| Extract to read |
The Portrayal of Women in The Hound of the Baskervilles
Women in the nineteenth century were often considered less than men. Consequently, they depended on the men in their lives, usually their fathers or husbands. Nevertheless, there were women who did not have a husband or father to depend on, yet still had to trust the other men in their lives to take care of them. This dependency often ended in men betraying the women who trusted them. The Hound of the Baskervilles illustrates how women in the nineteenth century were taken advantage of, even when placed in very different situations.
Mrs. Barrymore, one of the workers in the Baskerville Mansion, portrays a woman in a good marriage. Her husband, Mr. Barrymore, refuses to reveal her secret to Sir Henry and Watson and in doing so, illustrated his loyalty to his wife (Doyle 151-152). Mrs. Barrymore, however, is still taken advantage of by the men in the book. Watson and Sir Henry ultimately take advantage of the information she gives them about Seldon (Doyle 151-152). Although they gave an excuse for using that information in order to chase Seldon through the moore (Doyle 168), the excuse is ultimately in vain after they agree to go along with the Barrymore’s plans (Doyle 169). Mr. Barrymore even admits after mentioning the subject to Sir Henry, “I didn’t think you would have taken advantage of it Sir Henry–Indeed I didn’t.”(Doyle 168) This is in reference to Sir Henry’s betrayal of Barrymore’s wife. Mrs. Barrymore represents women in good situations, with a loyal husband, and how they are still betrayed by the men in society.
Beryl Stapleton is in a very different situation than Mrs. Barrymore. Although she is married, she is in a very unhappy marriage. In this marriage she not only has to hide the fact that they are married (Doyle 208), but her husband also beats her in order to keep his murder plans secret (Doyle 255-256). When she finally comes to a realization, she cries out, “I could endure it all… as long as I could still cling to the hope that I had his love, but now I know that in this also I have been his dupe and his tool (Doyle 256).” She admits that she was his tool and was taken advantage of him, and when she leads the detectives through the Grimpen Mire to capture her husband, she is portrayed as happy and eager for her husband’s downfall (Doyle 258). This illustrates the extent of betrayal she experienced in the marriage and her happiness to finally be free. She represents the women in unhappy, untruthful marriages, and how these women are taken advantage of by the men they depend on.

| Given instruction 1 |
According to the essay on women in The Hound of the Baskervilles, which character portrays a woman in a good marriage?

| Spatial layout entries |
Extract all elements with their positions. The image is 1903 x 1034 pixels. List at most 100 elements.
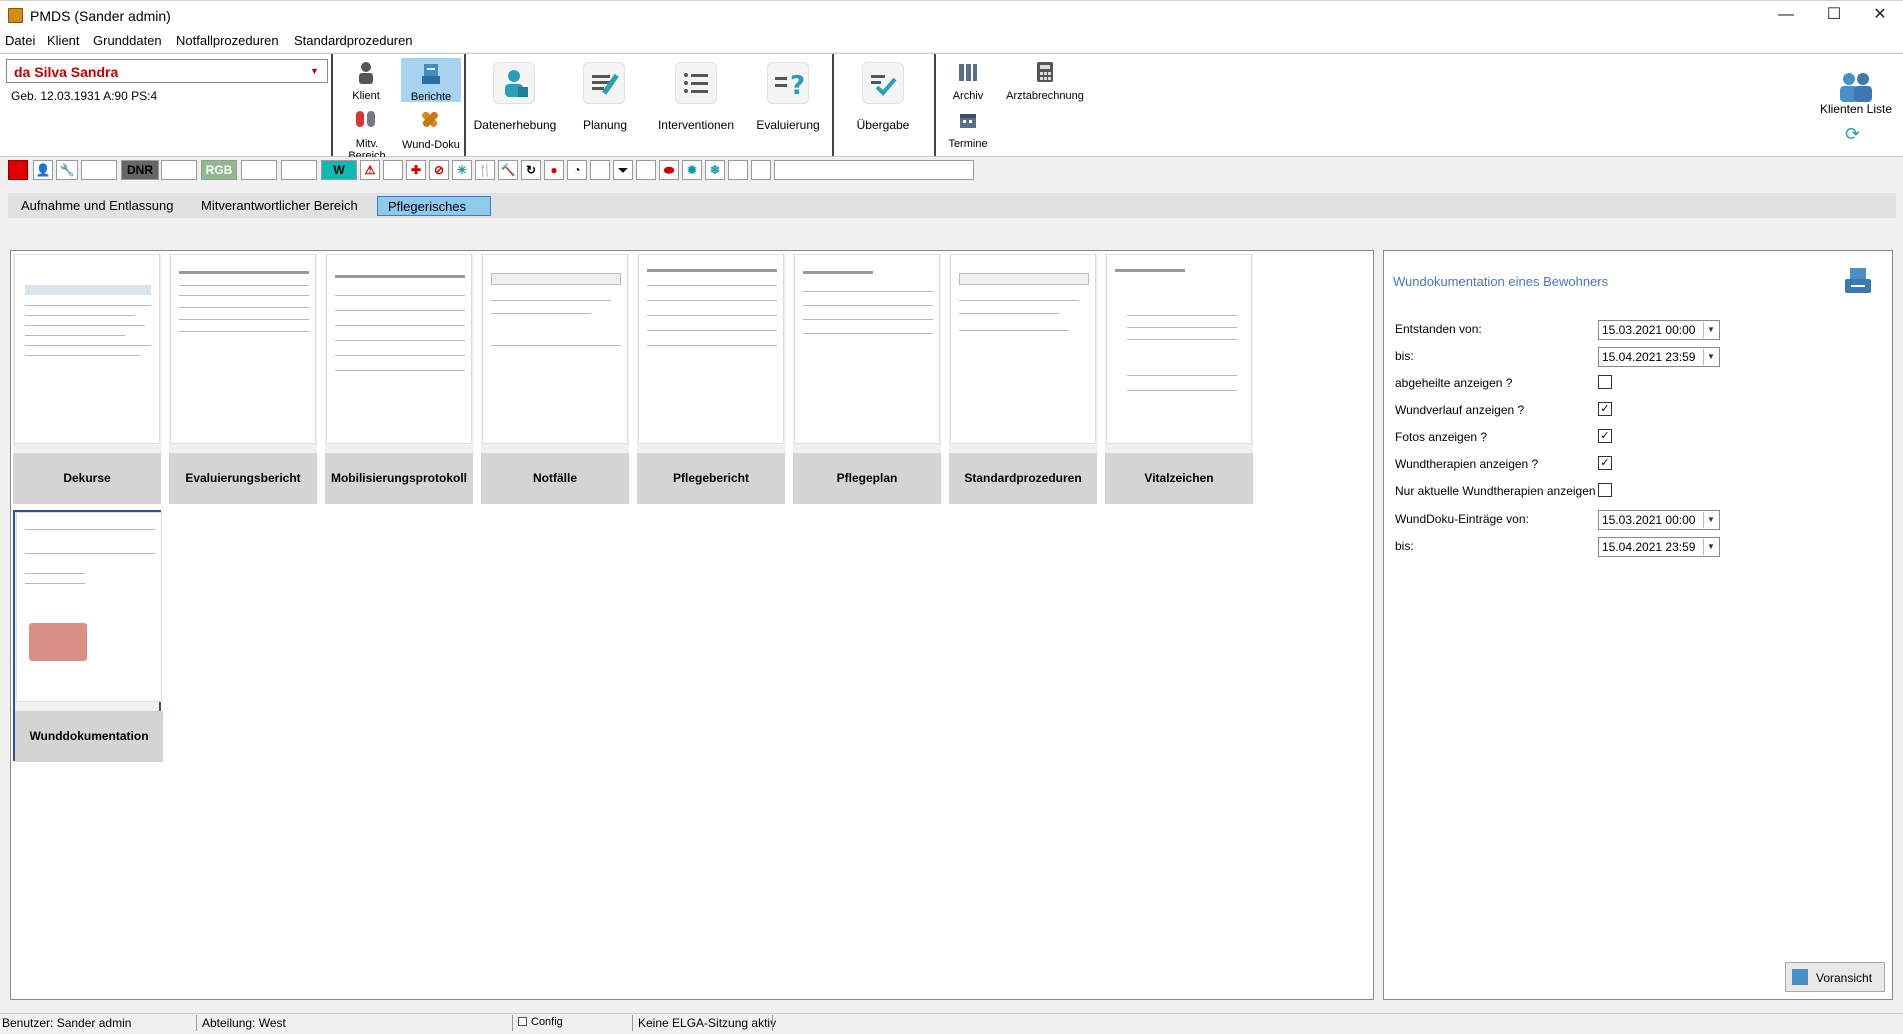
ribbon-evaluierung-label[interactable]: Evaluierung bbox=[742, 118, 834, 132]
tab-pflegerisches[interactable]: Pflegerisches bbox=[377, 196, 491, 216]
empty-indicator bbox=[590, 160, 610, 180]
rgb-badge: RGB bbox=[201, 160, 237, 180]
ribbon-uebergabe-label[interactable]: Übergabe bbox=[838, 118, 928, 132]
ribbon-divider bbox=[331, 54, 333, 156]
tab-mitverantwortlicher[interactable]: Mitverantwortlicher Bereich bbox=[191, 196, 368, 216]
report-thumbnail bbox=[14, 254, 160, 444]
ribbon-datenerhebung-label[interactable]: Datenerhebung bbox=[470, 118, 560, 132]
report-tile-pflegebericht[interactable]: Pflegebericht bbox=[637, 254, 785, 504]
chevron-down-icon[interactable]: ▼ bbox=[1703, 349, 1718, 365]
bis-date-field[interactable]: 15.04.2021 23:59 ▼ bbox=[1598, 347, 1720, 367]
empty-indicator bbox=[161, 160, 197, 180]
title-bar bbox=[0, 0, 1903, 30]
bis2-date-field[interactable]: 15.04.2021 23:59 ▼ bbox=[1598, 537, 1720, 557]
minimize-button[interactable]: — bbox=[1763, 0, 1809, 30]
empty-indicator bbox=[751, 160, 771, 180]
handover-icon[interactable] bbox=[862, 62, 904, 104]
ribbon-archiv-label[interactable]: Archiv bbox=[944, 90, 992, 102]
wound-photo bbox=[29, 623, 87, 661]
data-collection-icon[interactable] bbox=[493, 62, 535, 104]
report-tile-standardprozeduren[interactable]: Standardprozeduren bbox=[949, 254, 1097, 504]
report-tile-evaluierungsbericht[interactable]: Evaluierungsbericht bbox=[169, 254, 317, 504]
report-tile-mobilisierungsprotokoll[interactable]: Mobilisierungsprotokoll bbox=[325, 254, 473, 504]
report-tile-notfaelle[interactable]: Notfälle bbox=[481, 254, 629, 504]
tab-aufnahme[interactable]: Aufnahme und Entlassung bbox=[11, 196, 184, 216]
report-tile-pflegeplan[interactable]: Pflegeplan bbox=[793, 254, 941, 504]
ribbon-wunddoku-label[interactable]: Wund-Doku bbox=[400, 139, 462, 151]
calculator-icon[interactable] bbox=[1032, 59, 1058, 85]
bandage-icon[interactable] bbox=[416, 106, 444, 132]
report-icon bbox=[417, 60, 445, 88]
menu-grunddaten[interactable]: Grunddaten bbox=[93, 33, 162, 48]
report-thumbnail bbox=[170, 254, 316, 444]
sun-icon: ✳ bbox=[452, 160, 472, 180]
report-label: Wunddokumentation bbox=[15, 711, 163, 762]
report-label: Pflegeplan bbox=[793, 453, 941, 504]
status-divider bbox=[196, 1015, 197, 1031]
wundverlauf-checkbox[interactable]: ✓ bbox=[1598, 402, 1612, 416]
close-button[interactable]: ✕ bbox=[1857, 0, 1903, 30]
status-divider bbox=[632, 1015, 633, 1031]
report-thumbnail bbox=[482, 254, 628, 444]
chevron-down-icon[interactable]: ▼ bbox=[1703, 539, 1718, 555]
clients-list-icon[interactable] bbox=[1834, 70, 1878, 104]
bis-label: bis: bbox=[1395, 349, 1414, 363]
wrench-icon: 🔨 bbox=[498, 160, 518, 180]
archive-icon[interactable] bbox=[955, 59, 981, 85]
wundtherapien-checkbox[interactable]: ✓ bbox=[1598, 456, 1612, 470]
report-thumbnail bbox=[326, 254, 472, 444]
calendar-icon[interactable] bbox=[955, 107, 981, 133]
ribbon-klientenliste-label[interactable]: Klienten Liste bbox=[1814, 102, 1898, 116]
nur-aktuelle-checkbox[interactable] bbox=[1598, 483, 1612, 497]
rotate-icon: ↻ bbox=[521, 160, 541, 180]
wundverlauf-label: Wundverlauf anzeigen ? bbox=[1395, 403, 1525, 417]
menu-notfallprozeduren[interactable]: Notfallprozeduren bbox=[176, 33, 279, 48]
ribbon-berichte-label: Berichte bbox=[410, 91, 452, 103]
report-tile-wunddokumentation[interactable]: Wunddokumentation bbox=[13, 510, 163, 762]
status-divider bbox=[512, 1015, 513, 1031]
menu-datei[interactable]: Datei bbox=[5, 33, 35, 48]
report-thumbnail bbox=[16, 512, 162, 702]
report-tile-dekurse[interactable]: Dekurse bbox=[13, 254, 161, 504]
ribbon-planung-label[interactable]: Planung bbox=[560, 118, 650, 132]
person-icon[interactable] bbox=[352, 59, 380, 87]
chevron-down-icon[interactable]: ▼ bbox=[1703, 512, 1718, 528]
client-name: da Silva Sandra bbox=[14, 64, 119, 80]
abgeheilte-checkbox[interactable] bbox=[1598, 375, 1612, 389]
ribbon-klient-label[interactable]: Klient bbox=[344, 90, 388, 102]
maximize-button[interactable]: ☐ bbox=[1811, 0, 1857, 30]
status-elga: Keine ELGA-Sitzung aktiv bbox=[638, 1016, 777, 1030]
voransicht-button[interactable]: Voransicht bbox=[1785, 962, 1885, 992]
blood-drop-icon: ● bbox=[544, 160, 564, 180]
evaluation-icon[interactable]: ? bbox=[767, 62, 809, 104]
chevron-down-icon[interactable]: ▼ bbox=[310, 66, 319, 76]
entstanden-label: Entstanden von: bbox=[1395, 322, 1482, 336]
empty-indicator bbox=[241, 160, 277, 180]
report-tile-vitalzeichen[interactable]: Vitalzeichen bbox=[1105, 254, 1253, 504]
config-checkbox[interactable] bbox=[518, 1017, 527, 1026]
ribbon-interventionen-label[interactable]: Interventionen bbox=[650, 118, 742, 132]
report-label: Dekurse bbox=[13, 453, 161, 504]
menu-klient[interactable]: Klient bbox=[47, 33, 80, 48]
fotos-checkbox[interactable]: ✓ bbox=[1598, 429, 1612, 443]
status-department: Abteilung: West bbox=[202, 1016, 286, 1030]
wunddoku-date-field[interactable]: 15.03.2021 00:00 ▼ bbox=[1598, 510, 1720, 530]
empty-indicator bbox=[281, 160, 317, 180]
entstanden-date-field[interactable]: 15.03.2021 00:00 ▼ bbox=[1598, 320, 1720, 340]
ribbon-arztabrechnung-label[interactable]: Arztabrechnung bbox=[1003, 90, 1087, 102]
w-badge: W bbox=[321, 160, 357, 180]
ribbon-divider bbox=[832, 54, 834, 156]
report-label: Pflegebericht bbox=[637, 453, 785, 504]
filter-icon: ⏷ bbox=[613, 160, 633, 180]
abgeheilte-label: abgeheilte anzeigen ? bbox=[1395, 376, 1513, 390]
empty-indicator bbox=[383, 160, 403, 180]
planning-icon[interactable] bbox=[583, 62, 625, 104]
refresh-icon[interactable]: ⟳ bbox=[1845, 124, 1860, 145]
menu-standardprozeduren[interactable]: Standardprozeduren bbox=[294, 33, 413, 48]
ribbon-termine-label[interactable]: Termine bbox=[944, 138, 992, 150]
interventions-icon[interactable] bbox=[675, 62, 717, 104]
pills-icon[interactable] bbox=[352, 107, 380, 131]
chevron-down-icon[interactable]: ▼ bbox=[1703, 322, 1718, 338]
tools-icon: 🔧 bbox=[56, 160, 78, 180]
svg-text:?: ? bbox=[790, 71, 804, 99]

| Given instruction 2 |
In the records, rewrite the lines from the one with "118, 834, 132]" to the one with "196, 368, 216]", replacing "ribbon-divider" with "ribbon-separator" and leaving everything else unchanged.

| Problem solution 1 |
Mrs. Barrymore, one of the workers in the Baskerville Mansion.

| Problem solution 2 |
ribbon-evaluierung-label[interactable]: Evaluierung bbox=[742, 118, 834, 132]
tab-pflegerisches[interactable]: Pflegerisches bbox=[377, 196, 491, 216]
empty-indicator bbox=[590, 160, 610, 180]
rgb-badge: RGB bbox=[201, 160, 237, 180]
ribbon-uebergabe-label[interactable]: Übergabe bbox=[838, 118, 928, 132]
ribbon-separator bbox=[331, 54, 333, 156]
tab-mitverantwortlicher[interactable]: Mitverantwortlicher Bereich bbox=[191, 196, 368, 216]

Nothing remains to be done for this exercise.